=== Supplied entries ===

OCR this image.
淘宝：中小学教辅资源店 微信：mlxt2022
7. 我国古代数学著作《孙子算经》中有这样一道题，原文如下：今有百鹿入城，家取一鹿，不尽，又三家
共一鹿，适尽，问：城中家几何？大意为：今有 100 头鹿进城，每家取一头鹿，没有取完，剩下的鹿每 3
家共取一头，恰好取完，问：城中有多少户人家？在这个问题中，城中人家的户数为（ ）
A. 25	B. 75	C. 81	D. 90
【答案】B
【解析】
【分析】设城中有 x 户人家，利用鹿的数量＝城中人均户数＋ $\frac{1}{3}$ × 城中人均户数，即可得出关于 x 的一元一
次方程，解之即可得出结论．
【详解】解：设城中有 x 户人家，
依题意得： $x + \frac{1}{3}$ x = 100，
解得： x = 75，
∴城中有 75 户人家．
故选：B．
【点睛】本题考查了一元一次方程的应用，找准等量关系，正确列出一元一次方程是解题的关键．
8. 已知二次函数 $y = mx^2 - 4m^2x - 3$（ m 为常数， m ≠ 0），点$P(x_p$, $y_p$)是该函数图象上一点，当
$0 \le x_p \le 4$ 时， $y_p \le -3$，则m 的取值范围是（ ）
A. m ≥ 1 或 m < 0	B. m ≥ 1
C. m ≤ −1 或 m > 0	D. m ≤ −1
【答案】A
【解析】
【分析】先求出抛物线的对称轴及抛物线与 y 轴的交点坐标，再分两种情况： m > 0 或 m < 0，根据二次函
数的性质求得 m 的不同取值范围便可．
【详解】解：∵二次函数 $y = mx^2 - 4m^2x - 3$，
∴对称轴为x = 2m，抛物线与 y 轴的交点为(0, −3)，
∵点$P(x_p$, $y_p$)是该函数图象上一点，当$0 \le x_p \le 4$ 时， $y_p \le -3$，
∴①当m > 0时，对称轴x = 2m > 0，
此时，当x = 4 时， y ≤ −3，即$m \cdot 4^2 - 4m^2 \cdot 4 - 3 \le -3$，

===

Retype the listing. Match it exactly.

Task output:
OCR this image.
淘宝：中小学教辅资源店 微信：mlxt2022
7. 我国古代数学著作《孙子算经》中有这样一道题，原文如下：今有百鹿入城，家取一鹿，不尽，又三家
共一鹿，适尽，问：城中家几何？大意为：今有 100 头鹿进城，每家取一头鹿，没有取完，剩下的鹿每 3
家共取一头，恰好取完，问：城中有多少户人家？在这个问题中，城中人家的户数为（ ）
A. 25	B. 75	C. 81	D. 90
【答案】B
【解析】
【分析】设城中有 x 户人家，利用鹿的数量＝城中人均户数＋ $\frac{1}{3}$ × 城中人均户数，即可得出关于 x 的一元一
次方程，解之即可得出结论．
【详解】解：设城中有 x 户人家，
依题意得： $x + \frac{1}{3}$ x = 100，
解得： x = 75，
∴城中有 75 户人家．
故选：B．
【点睛】本题考查了一元一次方程的应用，找准等量关系，正确列出一元一次方程是解题的关键．
8. 已知二次函数 $y = mx^2 - 4m^2x - 3$（ m 为常数， m ≠ 0），点$P(x_p$, $y_p$)是该函数图象上一点，当
$0 \le x_p \le 4$ 时， $y_p \le -3$，则m 的取值范围是（ ）
A. m ≥ 1 或 m < 0	B. m ≥ 1
C. m ≤ −1 或 m > 0	D. m ≤ −1
【答案】A
【解析】
【分析】先求出抛物线的对称轴及抛物线与 y 轴的交点坐标，再分两种情况： m > 0 或 m < 0，根据二次函
数的性质求得 m 的不同取值范围便可．
【详解】解：∵二次函数 $y = mx^2 - 4m^2x - 3$，
∴对称轴为x = 2m，抛物线与 y 轴的交点为(0, −3)，
∵点$P(x_p$, $y_p$)是该函数图象上一点，当$0 \le x_p \le 4$ 时， $y_p \le -3$，
∴①当m > 0时，对称轴x = 2m > 0，
此时，当x = 4 时， y ≤ −3，即$m \cdot 4^2 - 4m^2 \cdot 4 - 3 \le -3$，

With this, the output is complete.